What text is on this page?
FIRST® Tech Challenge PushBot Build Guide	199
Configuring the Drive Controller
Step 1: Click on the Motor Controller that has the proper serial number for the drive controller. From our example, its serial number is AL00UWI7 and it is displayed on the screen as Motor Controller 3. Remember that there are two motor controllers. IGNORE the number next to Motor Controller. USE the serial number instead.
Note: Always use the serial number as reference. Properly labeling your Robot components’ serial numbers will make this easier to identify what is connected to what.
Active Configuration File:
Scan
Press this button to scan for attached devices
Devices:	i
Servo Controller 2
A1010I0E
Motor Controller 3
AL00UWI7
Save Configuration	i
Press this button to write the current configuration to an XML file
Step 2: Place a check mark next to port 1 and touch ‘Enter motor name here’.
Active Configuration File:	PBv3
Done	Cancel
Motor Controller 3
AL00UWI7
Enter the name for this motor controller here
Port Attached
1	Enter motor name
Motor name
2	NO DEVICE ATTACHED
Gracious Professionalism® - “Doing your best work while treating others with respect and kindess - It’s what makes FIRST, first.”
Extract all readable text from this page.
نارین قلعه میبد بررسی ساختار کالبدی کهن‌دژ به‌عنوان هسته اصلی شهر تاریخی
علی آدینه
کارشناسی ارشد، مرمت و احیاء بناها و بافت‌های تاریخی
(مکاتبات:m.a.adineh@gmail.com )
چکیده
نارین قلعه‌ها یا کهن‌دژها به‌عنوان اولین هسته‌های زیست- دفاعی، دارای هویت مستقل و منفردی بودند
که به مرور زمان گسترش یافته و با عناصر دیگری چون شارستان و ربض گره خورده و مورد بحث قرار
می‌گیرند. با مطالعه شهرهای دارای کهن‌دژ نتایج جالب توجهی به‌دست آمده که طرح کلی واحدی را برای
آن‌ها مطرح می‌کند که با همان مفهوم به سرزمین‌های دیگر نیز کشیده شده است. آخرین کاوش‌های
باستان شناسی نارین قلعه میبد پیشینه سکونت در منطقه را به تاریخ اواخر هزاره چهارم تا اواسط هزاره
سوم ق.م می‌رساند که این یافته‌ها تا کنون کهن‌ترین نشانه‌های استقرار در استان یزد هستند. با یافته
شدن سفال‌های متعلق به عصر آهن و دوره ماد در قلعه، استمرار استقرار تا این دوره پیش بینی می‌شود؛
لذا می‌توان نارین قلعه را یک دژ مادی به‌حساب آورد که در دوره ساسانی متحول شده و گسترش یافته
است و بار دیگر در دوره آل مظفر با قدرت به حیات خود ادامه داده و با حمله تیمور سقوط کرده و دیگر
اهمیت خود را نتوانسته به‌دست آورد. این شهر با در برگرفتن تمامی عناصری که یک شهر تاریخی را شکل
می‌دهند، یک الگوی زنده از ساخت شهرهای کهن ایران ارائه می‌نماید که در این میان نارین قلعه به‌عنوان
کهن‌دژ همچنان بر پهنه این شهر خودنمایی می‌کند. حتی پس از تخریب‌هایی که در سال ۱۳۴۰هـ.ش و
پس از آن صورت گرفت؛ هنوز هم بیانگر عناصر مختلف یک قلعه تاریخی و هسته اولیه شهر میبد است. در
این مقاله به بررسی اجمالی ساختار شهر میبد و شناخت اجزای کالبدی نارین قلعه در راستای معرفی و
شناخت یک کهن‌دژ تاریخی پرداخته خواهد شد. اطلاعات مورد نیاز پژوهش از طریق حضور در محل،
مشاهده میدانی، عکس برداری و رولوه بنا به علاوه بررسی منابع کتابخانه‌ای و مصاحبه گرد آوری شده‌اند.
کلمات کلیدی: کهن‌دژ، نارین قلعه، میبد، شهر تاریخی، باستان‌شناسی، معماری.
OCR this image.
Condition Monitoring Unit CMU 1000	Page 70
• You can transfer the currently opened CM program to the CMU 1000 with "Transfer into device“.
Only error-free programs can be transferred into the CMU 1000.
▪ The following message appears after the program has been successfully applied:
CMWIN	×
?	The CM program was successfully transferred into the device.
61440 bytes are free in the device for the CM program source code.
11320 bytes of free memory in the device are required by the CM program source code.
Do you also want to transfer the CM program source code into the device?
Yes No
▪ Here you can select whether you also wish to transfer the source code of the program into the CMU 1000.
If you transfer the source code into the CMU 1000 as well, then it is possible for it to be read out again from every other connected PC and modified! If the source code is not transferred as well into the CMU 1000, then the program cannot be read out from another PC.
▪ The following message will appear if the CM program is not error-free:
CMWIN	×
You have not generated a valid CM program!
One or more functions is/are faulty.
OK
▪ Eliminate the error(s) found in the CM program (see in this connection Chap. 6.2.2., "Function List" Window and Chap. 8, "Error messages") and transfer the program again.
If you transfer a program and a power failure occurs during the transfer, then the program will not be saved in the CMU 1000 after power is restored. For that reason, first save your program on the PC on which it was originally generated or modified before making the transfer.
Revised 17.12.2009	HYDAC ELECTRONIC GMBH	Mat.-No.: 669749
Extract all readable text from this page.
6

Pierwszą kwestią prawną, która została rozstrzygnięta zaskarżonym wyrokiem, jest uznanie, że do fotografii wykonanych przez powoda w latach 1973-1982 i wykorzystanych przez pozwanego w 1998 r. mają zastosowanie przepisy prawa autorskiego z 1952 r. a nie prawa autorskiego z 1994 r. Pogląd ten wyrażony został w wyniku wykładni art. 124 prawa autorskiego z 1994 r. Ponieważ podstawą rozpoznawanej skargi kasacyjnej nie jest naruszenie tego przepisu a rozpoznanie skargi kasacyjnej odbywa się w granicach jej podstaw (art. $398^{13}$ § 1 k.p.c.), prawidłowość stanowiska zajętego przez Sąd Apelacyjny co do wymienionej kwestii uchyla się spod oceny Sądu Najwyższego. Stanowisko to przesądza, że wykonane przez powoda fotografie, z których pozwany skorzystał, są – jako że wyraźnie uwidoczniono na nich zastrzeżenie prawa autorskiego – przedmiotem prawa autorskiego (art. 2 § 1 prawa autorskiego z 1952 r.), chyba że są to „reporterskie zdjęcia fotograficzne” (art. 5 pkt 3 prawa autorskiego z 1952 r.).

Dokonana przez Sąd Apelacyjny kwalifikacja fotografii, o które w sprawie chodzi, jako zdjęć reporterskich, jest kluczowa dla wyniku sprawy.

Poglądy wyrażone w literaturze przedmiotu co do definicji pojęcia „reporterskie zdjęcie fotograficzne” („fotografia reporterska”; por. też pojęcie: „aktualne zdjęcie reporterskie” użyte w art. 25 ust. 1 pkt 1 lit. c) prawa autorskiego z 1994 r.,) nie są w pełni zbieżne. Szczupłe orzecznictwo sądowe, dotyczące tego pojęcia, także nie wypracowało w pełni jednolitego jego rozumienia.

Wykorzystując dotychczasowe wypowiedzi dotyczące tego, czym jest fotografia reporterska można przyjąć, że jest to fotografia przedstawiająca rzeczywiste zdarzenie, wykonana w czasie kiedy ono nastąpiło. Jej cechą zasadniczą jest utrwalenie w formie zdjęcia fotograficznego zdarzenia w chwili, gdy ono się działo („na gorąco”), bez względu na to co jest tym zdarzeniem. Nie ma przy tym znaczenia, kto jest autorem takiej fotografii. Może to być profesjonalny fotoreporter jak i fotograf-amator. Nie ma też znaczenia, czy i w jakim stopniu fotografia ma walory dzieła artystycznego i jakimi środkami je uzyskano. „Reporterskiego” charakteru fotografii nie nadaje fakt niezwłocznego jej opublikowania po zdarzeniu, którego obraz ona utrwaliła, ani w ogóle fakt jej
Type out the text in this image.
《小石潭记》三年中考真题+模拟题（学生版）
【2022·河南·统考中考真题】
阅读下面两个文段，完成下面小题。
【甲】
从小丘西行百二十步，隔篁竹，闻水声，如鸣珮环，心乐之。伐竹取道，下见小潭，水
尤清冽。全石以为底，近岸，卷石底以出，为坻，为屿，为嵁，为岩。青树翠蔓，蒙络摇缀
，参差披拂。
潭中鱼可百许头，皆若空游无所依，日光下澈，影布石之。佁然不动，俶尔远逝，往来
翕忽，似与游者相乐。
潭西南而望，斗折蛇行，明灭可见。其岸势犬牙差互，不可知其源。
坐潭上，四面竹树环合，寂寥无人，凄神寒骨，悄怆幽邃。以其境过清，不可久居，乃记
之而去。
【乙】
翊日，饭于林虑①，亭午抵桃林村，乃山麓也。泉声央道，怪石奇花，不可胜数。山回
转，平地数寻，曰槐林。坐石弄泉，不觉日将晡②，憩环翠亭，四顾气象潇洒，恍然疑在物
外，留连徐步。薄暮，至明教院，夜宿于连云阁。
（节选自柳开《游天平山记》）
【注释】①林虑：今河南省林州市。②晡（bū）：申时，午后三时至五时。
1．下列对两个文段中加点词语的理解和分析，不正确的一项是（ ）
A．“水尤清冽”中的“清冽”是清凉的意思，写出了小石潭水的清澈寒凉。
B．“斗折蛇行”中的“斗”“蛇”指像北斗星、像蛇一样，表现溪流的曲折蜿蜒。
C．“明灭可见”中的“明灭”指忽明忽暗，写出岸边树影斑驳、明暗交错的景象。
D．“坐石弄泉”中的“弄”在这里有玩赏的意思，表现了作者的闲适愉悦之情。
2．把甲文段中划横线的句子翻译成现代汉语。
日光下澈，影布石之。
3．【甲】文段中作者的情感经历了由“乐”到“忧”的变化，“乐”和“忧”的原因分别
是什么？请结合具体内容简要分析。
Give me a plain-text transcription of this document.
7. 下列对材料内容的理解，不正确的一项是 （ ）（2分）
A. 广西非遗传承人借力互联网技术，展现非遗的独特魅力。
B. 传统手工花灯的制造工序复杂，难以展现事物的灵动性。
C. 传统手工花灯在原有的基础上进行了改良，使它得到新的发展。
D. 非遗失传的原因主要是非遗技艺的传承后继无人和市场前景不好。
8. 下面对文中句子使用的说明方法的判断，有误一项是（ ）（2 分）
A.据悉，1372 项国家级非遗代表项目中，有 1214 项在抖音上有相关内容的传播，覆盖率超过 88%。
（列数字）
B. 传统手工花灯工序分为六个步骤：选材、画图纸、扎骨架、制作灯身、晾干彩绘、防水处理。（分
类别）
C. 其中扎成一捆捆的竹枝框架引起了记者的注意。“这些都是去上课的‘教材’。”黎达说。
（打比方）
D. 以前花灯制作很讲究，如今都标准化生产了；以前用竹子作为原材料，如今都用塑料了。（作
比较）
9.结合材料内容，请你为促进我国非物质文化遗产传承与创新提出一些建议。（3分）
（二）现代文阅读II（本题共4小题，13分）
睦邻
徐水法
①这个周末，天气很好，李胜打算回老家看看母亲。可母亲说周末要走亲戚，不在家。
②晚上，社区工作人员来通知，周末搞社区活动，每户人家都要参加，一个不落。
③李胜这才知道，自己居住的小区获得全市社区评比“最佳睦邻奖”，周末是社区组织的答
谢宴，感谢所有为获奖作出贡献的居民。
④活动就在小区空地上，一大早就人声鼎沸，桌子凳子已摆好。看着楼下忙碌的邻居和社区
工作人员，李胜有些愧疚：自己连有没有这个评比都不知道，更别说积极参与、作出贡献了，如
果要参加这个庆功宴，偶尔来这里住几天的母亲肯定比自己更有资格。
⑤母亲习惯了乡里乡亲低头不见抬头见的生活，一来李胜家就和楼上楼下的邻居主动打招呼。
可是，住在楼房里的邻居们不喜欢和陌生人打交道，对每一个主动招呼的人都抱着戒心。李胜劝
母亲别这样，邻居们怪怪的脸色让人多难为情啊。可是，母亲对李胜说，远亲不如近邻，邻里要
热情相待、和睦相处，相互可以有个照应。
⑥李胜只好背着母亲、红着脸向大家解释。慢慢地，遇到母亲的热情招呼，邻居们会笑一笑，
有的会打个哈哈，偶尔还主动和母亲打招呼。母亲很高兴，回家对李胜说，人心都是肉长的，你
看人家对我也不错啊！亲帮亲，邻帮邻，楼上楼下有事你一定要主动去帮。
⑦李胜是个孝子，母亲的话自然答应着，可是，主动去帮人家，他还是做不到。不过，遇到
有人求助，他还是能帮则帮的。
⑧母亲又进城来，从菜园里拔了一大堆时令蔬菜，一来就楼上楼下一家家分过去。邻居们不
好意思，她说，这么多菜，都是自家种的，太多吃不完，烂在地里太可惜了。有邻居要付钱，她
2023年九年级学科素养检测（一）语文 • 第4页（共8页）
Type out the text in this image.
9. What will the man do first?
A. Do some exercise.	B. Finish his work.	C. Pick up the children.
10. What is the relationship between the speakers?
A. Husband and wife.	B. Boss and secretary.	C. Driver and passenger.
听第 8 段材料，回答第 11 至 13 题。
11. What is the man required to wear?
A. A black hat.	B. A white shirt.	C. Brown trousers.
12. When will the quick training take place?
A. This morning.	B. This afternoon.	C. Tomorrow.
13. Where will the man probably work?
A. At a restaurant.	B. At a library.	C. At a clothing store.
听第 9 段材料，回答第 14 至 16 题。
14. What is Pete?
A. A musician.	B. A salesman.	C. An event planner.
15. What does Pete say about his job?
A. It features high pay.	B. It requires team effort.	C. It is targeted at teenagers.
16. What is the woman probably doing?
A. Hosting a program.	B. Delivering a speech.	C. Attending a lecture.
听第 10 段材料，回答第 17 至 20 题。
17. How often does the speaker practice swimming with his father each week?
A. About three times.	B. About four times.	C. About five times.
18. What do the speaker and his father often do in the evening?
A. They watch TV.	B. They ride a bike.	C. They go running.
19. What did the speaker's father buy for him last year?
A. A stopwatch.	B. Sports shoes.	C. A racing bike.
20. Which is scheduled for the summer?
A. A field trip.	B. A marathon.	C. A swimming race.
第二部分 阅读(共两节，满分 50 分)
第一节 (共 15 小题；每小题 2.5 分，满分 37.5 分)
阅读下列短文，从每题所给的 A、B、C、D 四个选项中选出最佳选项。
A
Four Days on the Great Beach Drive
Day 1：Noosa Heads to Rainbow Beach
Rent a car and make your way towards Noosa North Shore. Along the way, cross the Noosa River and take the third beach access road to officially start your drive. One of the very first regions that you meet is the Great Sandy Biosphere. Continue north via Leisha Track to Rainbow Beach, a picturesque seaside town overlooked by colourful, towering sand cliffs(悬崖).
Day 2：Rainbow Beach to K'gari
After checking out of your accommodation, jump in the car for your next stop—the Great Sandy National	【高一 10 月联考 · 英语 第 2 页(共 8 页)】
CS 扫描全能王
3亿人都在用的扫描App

» WHAT IS EXPECTED
From the listing above, collect every line that mentions the word "button".

» WRITTEN RESPONSE
Press this button to scan for attached devices
Press this button to write the current configuration to an XML file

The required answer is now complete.